[Recorded data]

================

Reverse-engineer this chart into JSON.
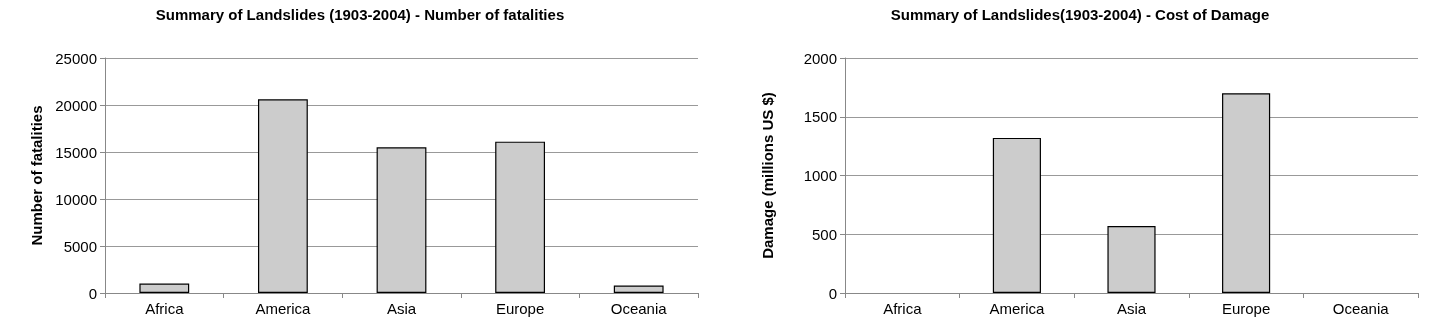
{
  "chart_data": [
    {
      "type": "bar",
      "title": "Summary of Landslides (1903-2004) - Number of fatalities",
      "ylabel": "Number of fatalities",
      "categories": [
        "Africa",
        "America",
        "Asia",
        "Europe",
        "Oceania"
      ],
      "values": [
        1000,
        20600,
        15500,
        16100,
        800
      ],
      "color": "#cccccc",
      "ylim": [
        0,
        25000
      ],
      "yticks": [
        0,
        5000,
        10000,
        15000,
        20000,
        25000
      ],
      "grid": "y"
    },
    {
      "type": "bar",
      "title": "Summary of Landslides(1903-2004) - Cost of Damage",
      "ylabel": "Damage (millions US $)",
      "categories": [
        "Africa",
        "America",
        "Asia",
        "Europe",
        "Oceania"
      ],
      "values": [
        null,
        1320,
        570,
        1700,
        null
      ],
      "color": "#cccccc",
      "ylim": [
        0,
        2000
      ],
      "yticks": [
        0,
        500,
        1000,
        1500,
        2000
      ],
      "grid": "y"
    }
  ]
}
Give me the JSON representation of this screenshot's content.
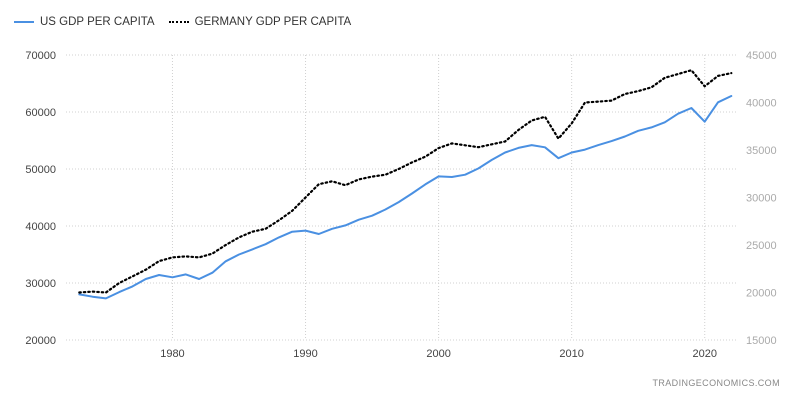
{
  "chart_data": {
    "type": "line",
    "title": "",
    "source": "TRADINGECONOMICS.COM",
    "x_ticks": [
      1980,
      1990,
      2000,
      2010,
      2020
    ],
    "xlim": [
      1972,
      2022.5
    ],
    "y_left": {
      "ylim": [
        20000,
        70000
      ],
      "ticks": [
        20000,
        30000,
        40000,
        50000,
        60000,
        70000
      ]
    },
    "y_right": {
      "ylim": [
        15000,
        45000
      ],
      "ticks": [
        15000,
        20000,
        25000,
        30000,
        35000,
        40000,
        45000
      ]
    },
    "legend": {
      "placement": "top-left"
    },
    "grid": true,
    "series": [
      {
        "name": "US GDP PER CAPITA",
        "axis": "left",
        "color": "#4a90e2",
        "style": "solid",
        "x": [
          1973,
          1974,
          1975,
          1976,
          1977,
          1978,
          1979,
          1980,
          1981,
          1982,
          1983,
          1984,
          1985,
          1986,
          1987,
          1988,
          1989,
          1990,
          1991,
          1992,
          1993,
          1994,
          1995,
          1996,
          1997,
          1998,
          1999,
          2000,
          2001,
          2002,
          2003,
          2004,
          2005,
          2006,
          2007,
          2008,
          2009,
          2010,
          2011,
          2012,
          2013,
          2014,
          2015,
          2016,
          2017,
          2018,
          2019,
          2020,
          2021,
          2022
        ],
        "values": [
          28000,
          27600,
          27300,
          28400,
          29400,
          30700,
          31400,
          31000,
          31500,
          30700,
          31800,
          33800,
          35000,
          35900,
          36800,
          38000,
          39000,
          39200,
          38600,
          39500,
          40100,
          41100,
          41800,
          42900,
          44200,
          45700,
          47300,
          48700,
          48600,
          49000,
          50100,
          51600,
          52900,
          53700,
          54200,
          53800,
          51900,
          52900,
          53400,
          54200,
          54900,
          55700,
          56700,
          57300,
          58200,
          59700,
          60700,
          58300,
          61700,
          62800
        ]
      },
      {
        "name": "GERMANY GDP PER CAPITA",
        "axis": "right",
        "color": "#000000",
        "style": "dotted",
        "x": [
          1973,
          1974,
          1975,
          1976,
          1977,
          1978,
          1979,
          1980,
          1981,
          1982,
          1983,
          1984,
          1985,
          1986,
          1987,
          1988,
          1989,
          1990,
          1991,
          1992,
          1993,
          1994,
          1995,
          1996,
          1997,
          1998,
          1999,
          2000,
          2001,
          2002,
          2003,
          2004,
          2005,
          2006,
          2007,
          2008,
          2009,
          2010,
          2011,
          2012,
          2013,
          2014,
          2015,
          2016,
          2017,
          2018,
          2019,
          2020,
          2021,
          2022
        ],
        "values": [
          20000,
          20100,
          20000,
          21000,
          21700,
          22400,
          23300,
          23700,
          23800,
          23700,
          24100,
          25000,
          25800,
          26400,
          26700,
          27600,
          28600,
          30000,
          31400,
          31700,
          31300,
          31900,
          32200,
          32400,
          33000,
          33700,
          34300,
          35200,
          35700,
          35500,
          35300,
          35600,
          35900,
          37100,
          38100,
          38500,
          36200,
          37800,
          40000,
          40100,
          40200,
          40900,
          41200,
          41600,
          42600,
          43000,
          43400,
          41700,
          42800,
          43100
        ]
      }
    ]
  }
}
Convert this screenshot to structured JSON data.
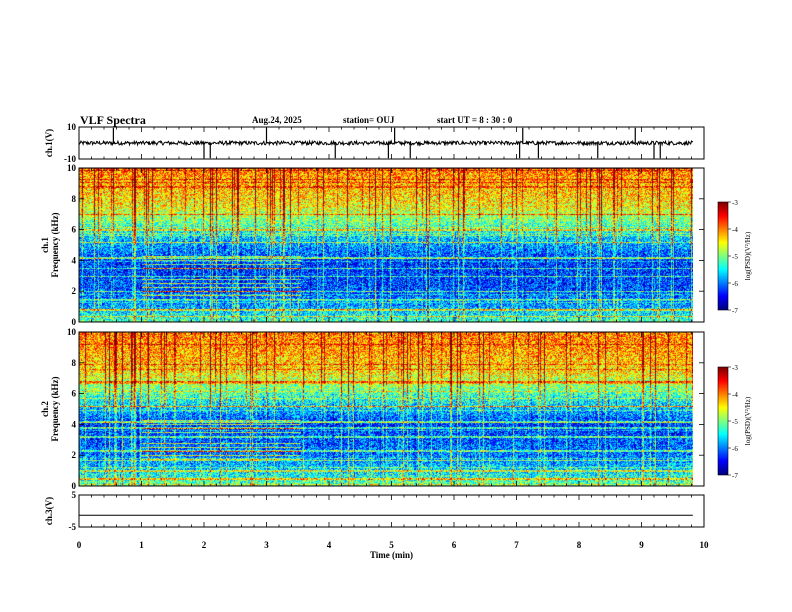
{
  "header": {
    "title": "VLF Spectra",
    "date": "Aug.24, 2025",
    "station": "station= OUJ",
    "start_ut": "start  UT =   8  : 30 : 0"
  },
  "panels": {
    "ch1_wave_label": "ch.1(V)",
    "ch1_spec_label": "ch.1\nFrequency (kHz)",
    "ch2_spec_label": "ch.2\nFrequency (kHz)",
    "ch3_wave_label": "ch.3(V)",
    "ch1_label_a": "ch.1",
    "ch2_label_a": "ch.2",
    "freq_label": "Frequency (kHz)"
  },
  "xaxis": {
    "label": "Time (min)",
    "range": [
      0,
      10
    ],
    "ticks": [
      "0",
      "1",
      "2",
      "3",
      "4",
      "5",
      "6",
      "7",
      "8",
      "9",
      "10"
    ]
  },
  "colorbar": {
    "label": "log(PSD)(V²/Hz)",
    "range": [
      -7,
      -3
    ],
    "ticks": [
      "-3",
      "-4",
      "-5",
      "-6",
      "-7"
    ]
  },
  "colors": {
    "low": "#00007f",
    "mid_low": "#0080ff",
    "mid": "#00e0c0",
    "mid_high": "#a8f040",
    "high": "#ff2000"
  },
  "chart_data": [
    {
      "type": "line",
      "name": "ch1-waveform",
      "ylabel": "ch.1(V)",
      "ylim": [
        -10,
        10
      ],
      "yticks": [
        "10",
        "-10"
      ],
      "xlim": [
        0,
        9.8
      ],
      "baseline": 0,
      "noise_amplitude": 1.2,
      "spikes_min": [
        0.55,
        2.0,
        2.1,
        3.0,
        4.1,
        4.95,
        5.05,
        5.3,
        7.05,
        7.1,
        7.35,
        8.3,
        8.9,
        9.2,
        9.3
      ]
    },
    {
      "type": "heatmap",
      "name": "ch1-spectrogram",
      "ylabel": "Frequency (kHz)",
      "ylim": [
        0,
        10
      ],
      "yticks": [
        "0",
        "2",
        "4",
        "6",
        "8",
        "10"
      ],
      "xlim": [
        0,
        9.8
      ],
      "zlim": [
        -7,
        -3
      ],
      "z_profile": [
        {
          "freq_khz": 0,
          "log_psd": -5.2
        },
        {
          "freq_khz": 1,
          "log_psd": -5.8
        },
        {
          "freq_khz": 2,
          "log_psd": -6.2
        },
        {
          "freq_khz": 4,
          "log_psd": -6.3
        },
        {
          "freq_khz": 6,
          "log_psd": -5.4
        },
        {
          "freq_khz": 7.5,
          "log_psd": -4.5
        },
        {
          "freq_khz": 9,
          "log_psd": -4.2
        },
        {
          "freq_khz": 10,
          "log_psd": -4.0
        }
      ],
      "tone_lines_khz": [
        0.4,
        0.8,
        1.5,
        2.0,
        3.0,
        3.5,
        4.2,
        5.2,
        6.0,
        7.0
      ],
      "interference_window_min": [
        1.0,
        3.55
      ]
    },
    {
      "type": "heatmap",
      "name": "ch2-spectrogram",
      "ylabel": "Frequency (kHz)",
      "ylim": [
        0,
        10
      ],
      "yticks": [
        "0",
        "2",
        "4",
        "6",
        "8",
        "10"
      ],
      "xlim": [
        0,
        9.8
      ],
      "zlim": [
        -7,
        -3
      ],
      "z_profile": [
        {
          "freq_khz": 0,
          "log_psd": -5.0
        },
        {
          "freq_khz": 1,
          "log_psd": -5.6
        },
        {
          "freq_khz": 2,
          "log_psd": -6.0
        },
        {
          "freq_khz": 4,
          "log_psd": -6.3
        },
        {
          "freq_khz": 6,
          "log_psd": -5.2
        },
        {
          "freq_khz": 7.5,
          "log_psd": -4.4
        },
        {
          "freq_khz": 9,
          "log_psd": -4.1
        },
        {
          "freq_khz": 10,
          "log_psd": -4.0
        }
      ],
      "tone_lines_khz": [
        0.5,
        1.0,
        1.7,
        2.3,
        3.2,
        3.8,
        4.2,
        5.2,
        6.8
      ],
      "interference_window_min": [
        1.0,
        3.55
      ]
    },
    {
      "type": "line",
      "name": "ch3-waveform",
      "ylabel": "ch.3(V)",
      "ylim": [
        -5,
        5
      ],
      "yticks": [
        "5",
        "-5"
      ],
      "xlim": [
        0,
        9.8
      ],
      "baseline": -1.3,
      "noise_amplitude": 0
    }
  ]
}
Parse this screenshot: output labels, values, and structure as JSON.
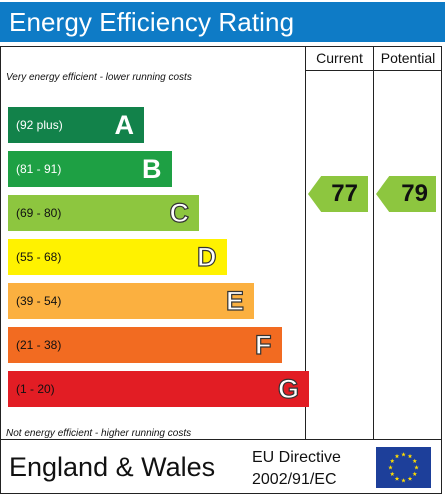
{
  "title": "Energy Efficiency Rating",
  "columns": {
    "current": "Current",
    "potential": "Potential"
  },
  "notes": {
    "top": "Very energy efficient - lower running costs",
    "bottom": "Not energy efficient - higher running costs"
  },
  "bands": [
    {
      "range": "(92 plus)",
      "letter": "A",
      "color": "#12824a",
      "text_color": "#ffffff"
    },
    {
      "range": "(81 - 91)",
      "letter": "B",
      "color": "#1ea044",
      "text_color": "#ffffff"
    },
    {
      "range": "(69 - 80)",
      "letter": "C",
      "color": "#8dc63f",
      "text_color": "#111111"
    },
    {
      "range": "(55 - 68)",
      "letter": "D",
      "color": "#fff200",
      "text_color": "#111111"
    },
    {
      "range": "(39 - 54)",
      "letter": "E",
      "color": "#fbb040",
      "text_color": "#111111"
    },
    {
      "range": "(21 - 38)",
      "letter": "F",
      "color": "#f26b21",
      "text_color": "#111111"
    },
    {
      "range": "(1 - 20)",
      "letter": "G",
      "color": "#e21d24",
      "text_color": "#111111"
    }
  ],
  "ratings": {
    "current": {
      "value": "77",
      "band": "C",
      "color": "#8dc63f"
    },
    "potential": {
      "value": "79",
      "band": "C",
      "color": "#8dc63f"
    }
  },
  "footer": {
    "country": "England & Wales",
    "directive_line1": "EU Directive",
    "directive_line2": "2002/91/EC"
  },
  "icons": {
    "flag": "eu-flag-icon"
  }
}
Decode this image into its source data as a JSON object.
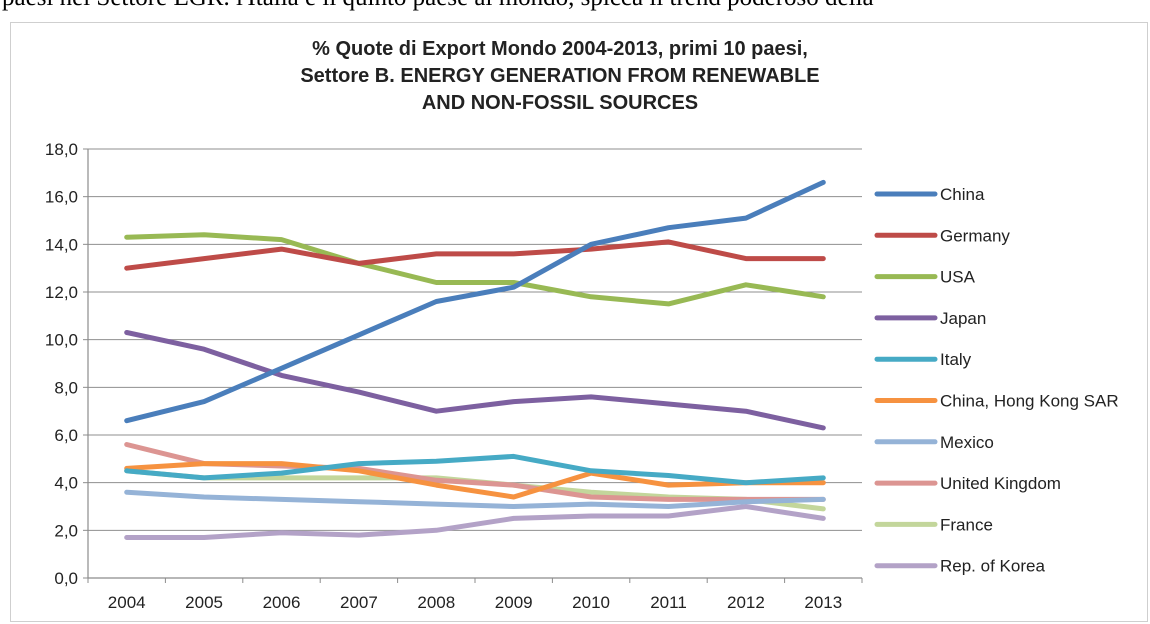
{
  "top_text": "paesi nel Settore EGR. l'Italia è il quinto paese al mondo, spicca il trend poderoso della",
  "chart_data": {
    "type": "line",
    "title_lines": [
      "% Quote di Export Mondo 2004-2013, primi 10 paesi,",
      "Settore B. ENERGY GENERATION FROM RENEWABLE",
      "AND NON-FOSSIL SOURCES"
    ],
    "xlabel": "",
    "ylabel": "",
    "x": [
      "2004",
      "2005",
      "2006",
      "2007",
      "2008",
      "2009",
      "2010",
      "2011",
      "2012",
      "2013"
    ],
    "ylim": [
      0,
      18
    ],
    "yticks": [
      "0,0",
      "2,0",
      "4,0",
      "6,0",
      "8,0",
      "10,0",
      "12,0",
      "14,0",
      "16,0",
      "18,0"
    ],
    "grid": true,
    "legend_position": "right",
    "series": [
      {
        "name": "China",
        "color": "#4a7ebb",
        "values": [
          6.6,
          7.4,
          8.8,
          10.2,
          11.6,
          12.2,
          14.0,
          14.7,
          15.1,
          16.6
        ]
      },
      {
        "name": "Germany",
        "color": "#be4b48",
        "values": [
          13.0,
          13.4,
          13.8,
          13.2,
          13.6,
          13.6,
          13.8,
          14.1,
          13.4,
          13.4
        ]
      },
      {
        "name": "USA",
        "color": "#98b954",
        "values": [
          14.3,
          14.4,
          14.2,
          13.2,
          12.4,
          12.4,
          11.8,
          11.5,
          12.3,
          11.8
        ]
      },
      {
        "name": "Japan",
        "color": "#7d60a0",
        "values": [
          10.3,
          9.6,
          8.5,
          7.8,
          7.0,
          7.4,
          7.6,
          7.3,
          7.0,
          6.3
        ]
      },
      {
        "name": "Italy",
        "color": "#46aac5",
        "values": [
          4.5,
          4.2,
          4.4,
          4.8,
          4.9,
          5.1,
          4.5,
          4.3,
          4.0,
          4.2
        ]
      },
      {
        "name": "China, Hong Kong SAR",
        "color": "#f69240",
        "values": [
          4.6,
          4.8,
          4.8,
          4.5,
          3.9,
          3.4,
          4.4,
          3.9,
          4.0,
          4.0
        ]
      },
      {
        "name": "Mexico",
        "color": "#95b3d7",
        "values": [
          3.6,
          3.4,
          3.3,
          3.2,
          3.1,
          3.0,
          3.1,
          3.0,
          3.2,
          3.3
        ]
      },
      {
        "name": "United Kingdom",
        "color": "#dc9592",
        "values": [
          5.6,
          4.8,
          4.7,
          4.6,
          4.1,
          3.9,
          3.4,
          3.3,
          3.3,
          3.3
        ]
      },
      {
        "name": "France",
        "color": "#c3d69b",
        "values": [
          4.5,
          4.2,
          4.2,
          4.2,
          4.2,
          3.9,
          3.6,
          3.4,
          3.3,
          2.9
        ]
      },
      {
        "name": "Rep. of Korea",
        "color": "#b3a2c7",
        "values": [
          1.7,
          1.7,
          1.9,
          1.8,
          2.0,
          2.5,
          2.6,
          2.6,
          3.0,
          2.5
        ]
      }
    ]
  }
}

================

■ **PROBLEM REQUIREMENTS**
Check each line of the entries above for the word "running". List the ones that have it.

■ **EXERCISE OUTPUT**
    "top": "Very energy efficient - lower running costs",
    "bottom": "Not energy efficient - higher running costs"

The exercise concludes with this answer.